__Instructions for the task__. Please return all lines from the records below that include the string "cells".

[Supplied records]

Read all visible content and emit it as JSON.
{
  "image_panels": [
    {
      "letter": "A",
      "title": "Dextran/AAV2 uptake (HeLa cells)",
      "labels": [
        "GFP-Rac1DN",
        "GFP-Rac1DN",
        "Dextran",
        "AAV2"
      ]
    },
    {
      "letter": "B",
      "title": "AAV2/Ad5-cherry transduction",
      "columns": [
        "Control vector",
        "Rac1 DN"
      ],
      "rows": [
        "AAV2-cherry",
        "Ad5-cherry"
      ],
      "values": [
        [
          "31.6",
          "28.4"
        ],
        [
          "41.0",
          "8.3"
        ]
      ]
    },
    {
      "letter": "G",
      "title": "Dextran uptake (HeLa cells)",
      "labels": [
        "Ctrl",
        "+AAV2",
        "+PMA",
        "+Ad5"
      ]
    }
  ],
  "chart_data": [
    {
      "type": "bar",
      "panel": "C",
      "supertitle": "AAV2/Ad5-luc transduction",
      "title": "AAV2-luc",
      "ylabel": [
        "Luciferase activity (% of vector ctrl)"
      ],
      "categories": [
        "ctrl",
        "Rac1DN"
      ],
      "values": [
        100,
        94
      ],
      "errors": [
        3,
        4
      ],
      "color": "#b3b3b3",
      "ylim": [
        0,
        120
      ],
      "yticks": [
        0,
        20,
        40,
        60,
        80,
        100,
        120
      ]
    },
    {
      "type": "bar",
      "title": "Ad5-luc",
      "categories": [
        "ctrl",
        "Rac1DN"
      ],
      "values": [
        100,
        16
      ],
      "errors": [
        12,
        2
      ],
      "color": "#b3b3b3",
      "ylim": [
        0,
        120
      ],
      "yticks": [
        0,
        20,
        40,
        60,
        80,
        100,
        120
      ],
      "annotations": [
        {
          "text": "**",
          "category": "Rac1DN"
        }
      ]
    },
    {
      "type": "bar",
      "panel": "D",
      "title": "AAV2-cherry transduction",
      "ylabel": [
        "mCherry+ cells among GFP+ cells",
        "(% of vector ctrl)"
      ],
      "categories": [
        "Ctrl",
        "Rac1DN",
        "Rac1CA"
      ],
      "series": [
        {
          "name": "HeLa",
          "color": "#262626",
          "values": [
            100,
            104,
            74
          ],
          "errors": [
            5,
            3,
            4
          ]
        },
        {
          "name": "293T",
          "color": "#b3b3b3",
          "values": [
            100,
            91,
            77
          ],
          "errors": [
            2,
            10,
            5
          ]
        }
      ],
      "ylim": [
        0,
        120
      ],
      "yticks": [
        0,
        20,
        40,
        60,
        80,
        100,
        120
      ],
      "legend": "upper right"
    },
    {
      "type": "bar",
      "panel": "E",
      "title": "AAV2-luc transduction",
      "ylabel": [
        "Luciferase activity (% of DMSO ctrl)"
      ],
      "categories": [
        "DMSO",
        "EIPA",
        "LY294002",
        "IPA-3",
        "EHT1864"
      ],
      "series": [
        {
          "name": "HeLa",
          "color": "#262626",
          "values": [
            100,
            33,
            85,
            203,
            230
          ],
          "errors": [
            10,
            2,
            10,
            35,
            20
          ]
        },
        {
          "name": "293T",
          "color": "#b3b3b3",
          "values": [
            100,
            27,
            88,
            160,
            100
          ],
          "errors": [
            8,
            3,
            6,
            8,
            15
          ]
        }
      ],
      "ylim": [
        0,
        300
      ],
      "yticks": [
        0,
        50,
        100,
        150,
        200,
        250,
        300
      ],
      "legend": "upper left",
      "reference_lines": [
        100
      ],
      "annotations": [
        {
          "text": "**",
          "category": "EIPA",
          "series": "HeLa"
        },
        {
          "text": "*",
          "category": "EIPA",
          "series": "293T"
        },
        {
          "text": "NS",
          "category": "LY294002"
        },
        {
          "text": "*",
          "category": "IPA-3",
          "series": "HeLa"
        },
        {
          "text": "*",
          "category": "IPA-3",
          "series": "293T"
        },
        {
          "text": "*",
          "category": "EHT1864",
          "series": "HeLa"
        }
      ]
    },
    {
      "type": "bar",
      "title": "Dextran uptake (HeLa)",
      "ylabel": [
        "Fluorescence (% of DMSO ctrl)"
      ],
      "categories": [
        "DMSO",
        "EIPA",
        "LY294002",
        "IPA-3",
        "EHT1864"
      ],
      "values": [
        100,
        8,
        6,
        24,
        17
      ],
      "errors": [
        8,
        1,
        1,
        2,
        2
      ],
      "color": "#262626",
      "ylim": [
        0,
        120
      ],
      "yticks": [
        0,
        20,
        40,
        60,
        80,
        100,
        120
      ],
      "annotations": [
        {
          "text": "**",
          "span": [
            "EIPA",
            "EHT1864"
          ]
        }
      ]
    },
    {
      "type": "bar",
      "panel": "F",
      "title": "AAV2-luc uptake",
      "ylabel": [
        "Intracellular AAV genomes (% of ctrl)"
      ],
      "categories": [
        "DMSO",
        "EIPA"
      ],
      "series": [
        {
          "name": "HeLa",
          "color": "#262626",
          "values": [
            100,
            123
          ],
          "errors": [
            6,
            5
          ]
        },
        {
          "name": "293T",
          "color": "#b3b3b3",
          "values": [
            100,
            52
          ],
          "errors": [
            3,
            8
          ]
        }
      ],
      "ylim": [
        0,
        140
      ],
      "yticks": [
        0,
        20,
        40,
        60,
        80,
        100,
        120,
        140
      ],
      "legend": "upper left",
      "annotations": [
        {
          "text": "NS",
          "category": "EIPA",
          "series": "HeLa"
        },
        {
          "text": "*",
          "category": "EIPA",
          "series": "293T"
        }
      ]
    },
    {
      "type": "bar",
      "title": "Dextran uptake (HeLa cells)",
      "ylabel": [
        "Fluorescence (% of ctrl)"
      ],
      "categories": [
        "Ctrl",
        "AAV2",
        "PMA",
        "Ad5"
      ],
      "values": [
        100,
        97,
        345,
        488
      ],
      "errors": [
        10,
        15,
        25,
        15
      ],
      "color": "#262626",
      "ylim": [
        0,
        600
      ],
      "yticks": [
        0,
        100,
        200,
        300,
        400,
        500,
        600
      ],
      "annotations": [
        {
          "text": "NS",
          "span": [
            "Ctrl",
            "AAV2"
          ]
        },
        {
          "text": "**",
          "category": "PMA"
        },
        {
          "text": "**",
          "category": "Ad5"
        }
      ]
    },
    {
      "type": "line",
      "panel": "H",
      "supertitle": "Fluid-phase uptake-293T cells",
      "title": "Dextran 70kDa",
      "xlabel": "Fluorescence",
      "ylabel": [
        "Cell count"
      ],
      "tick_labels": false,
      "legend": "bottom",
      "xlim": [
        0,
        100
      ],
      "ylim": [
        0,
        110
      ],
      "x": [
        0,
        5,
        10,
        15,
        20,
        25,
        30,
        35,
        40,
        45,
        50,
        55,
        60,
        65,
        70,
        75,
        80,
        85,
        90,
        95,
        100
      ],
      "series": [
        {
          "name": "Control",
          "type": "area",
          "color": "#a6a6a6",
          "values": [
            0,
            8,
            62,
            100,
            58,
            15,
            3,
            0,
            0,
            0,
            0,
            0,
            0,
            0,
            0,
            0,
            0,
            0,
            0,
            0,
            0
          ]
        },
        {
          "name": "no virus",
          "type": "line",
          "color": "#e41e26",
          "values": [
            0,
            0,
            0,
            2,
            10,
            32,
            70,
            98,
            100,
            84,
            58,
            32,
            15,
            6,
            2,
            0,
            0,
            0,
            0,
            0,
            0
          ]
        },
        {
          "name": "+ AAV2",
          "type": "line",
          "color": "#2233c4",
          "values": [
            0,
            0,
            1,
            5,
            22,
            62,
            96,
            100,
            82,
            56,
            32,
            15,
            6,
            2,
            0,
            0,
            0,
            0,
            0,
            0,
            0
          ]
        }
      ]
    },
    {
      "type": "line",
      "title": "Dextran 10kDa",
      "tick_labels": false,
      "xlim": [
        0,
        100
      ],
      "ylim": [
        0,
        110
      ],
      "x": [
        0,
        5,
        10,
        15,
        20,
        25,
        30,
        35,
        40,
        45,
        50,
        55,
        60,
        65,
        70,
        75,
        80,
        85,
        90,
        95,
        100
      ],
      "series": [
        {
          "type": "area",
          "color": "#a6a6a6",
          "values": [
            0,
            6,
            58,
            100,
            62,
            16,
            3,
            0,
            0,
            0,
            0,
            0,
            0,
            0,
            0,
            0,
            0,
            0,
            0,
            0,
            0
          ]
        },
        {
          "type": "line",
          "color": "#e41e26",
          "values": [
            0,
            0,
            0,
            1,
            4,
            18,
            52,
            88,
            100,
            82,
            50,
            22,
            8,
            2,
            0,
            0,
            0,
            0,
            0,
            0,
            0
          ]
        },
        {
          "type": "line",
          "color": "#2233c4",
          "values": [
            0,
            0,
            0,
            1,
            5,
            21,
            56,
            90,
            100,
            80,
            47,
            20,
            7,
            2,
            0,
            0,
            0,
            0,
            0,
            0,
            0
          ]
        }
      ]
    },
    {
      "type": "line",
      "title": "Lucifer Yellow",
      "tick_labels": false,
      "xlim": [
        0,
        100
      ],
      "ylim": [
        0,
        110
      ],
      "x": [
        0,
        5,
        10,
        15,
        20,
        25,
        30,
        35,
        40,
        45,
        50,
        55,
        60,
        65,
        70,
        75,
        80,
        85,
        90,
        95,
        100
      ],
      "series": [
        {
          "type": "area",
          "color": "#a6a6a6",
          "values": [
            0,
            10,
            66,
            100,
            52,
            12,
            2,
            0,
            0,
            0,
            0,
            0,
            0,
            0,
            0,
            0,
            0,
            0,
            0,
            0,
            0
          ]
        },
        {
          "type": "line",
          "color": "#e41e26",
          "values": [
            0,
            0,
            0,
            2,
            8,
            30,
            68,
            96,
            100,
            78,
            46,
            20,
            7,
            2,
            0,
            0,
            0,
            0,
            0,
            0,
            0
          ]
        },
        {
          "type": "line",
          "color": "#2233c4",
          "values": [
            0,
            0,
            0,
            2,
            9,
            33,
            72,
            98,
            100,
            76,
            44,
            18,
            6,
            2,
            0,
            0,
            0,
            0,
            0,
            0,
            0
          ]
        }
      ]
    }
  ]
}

[/Supplied records]

__Answer to this exercise__.
      "title": "Dextran/AAV2 uptake (HeLa cells)",
      "title": "Dextran uptake (HeLa cells)",
        "mCherry+ cells among GFP+ cells",
      "title": "Dextran uptake (HeLa cells)",
      "supertitle": "Fluid-phase uptake-293T cells",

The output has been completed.